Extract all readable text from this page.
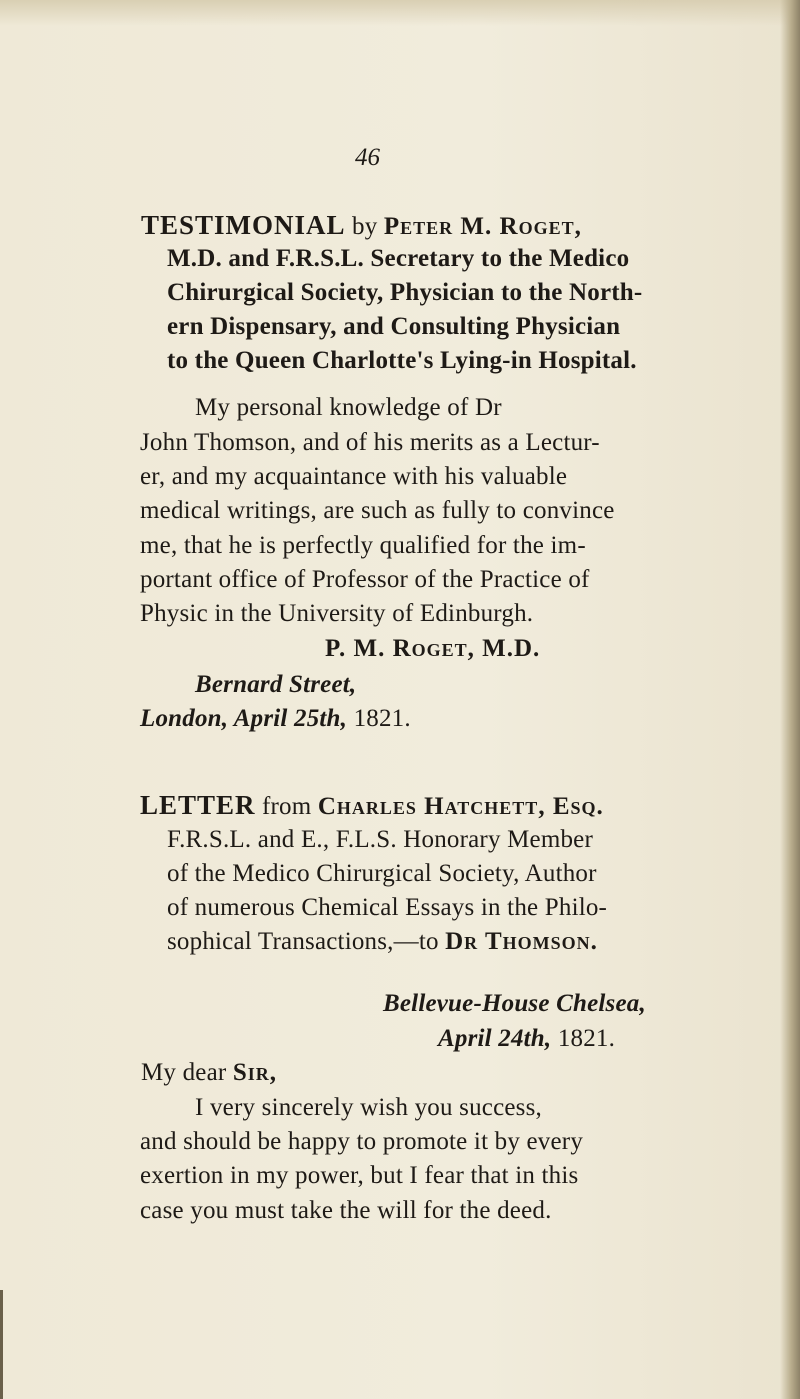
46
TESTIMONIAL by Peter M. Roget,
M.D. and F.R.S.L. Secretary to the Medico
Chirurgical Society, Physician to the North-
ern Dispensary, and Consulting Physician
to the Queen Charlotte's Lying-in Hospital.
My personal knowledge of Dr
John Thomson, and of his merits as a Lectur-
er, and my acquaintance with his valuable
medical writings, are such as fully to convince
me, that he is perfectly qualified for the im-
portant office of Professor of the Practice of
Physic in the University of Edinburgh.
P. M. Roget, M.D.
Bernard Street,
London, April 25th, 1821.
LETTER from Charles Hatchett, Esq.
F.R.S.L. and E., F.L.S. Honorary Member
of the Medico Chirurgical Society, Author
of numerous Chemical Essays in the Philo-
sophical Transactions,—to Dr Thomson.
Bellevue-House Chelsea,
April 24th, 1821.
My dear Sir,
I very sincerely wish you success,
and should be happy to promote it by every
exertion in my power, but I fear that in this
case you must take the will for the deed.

***

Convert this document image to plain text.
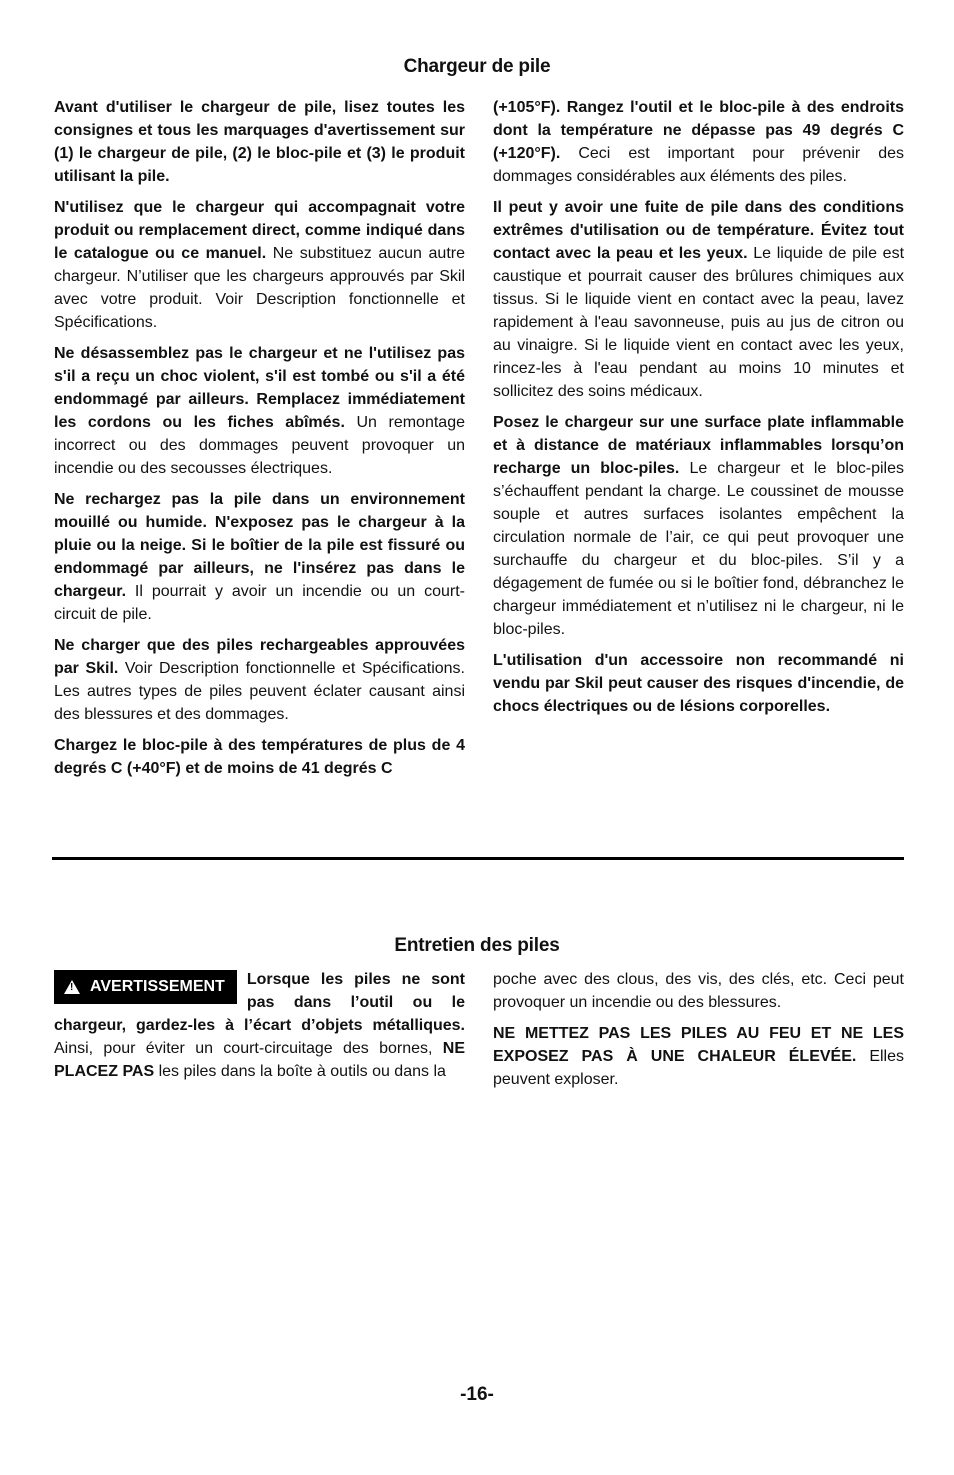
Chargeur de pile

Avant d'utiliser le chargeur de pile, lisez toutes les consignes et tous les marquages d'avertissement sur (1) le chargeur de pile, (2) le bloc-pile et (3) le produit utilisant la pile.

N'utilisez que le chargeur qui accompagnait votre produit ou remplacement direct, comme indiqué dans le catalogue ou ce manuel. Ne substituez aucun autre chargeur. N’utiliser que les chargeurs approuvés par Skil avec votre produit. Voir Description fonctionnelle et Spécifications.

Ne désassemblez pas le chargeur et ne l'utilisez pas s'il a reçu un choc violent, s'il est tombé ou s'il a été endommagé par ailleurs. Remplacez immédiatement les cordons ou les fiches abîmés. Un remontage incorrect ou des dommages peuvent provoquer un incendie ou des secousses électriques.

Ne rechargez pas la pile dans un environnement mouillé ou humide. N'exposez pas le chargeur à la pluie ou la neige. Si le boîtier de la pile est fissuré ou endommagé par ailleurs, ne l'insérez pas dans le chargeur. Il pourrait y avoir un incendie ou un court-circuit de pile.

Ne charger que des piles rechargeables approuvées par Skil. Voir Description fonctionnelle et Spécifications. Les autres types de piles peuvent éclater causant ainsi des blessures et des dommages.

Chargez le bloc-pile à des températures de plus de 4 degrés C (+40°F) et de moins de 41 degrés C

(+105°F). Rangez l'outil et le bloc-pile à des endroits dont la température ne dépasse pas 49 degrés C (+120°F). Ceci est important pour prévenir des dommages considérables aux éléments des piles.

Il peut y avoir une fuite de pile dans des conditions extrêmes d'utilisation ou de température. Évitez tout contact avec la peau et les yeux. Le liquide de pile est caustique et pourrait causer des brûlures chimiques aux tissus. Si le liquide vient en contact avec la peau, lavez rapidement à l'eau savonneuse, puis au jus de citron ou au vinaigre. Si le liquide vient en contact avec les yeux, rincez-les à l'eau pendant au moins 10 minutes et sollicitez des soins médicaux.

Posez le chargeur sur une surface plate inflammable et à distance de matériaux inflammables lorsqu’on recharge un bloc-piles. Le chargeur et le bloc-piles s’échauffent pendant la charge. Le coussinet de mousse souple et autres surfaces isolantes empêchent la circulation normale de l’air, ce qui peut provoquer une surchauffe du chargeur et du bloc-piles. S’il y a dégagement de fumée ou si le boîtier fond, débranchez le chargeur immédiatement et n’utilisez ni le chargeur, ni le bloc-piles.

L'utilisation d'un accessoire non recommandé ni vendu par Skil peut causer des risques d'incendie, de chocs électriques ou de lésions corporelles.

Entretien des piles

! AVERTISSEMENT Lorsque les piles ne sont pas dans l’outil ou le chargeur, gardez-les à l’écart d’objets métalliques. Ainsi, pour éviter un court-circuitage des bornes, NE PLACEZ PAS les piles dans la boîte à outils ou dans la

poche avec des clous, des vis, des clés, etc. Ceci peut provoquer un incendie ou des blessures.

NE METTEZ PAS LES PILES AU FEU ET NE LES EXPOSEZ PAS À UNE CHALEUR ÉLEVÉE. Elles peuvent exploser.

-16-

***

§ Work instructions
Report how many lines of the entries hold the word "endommagé". Nothing else is needed.

§ Full response
2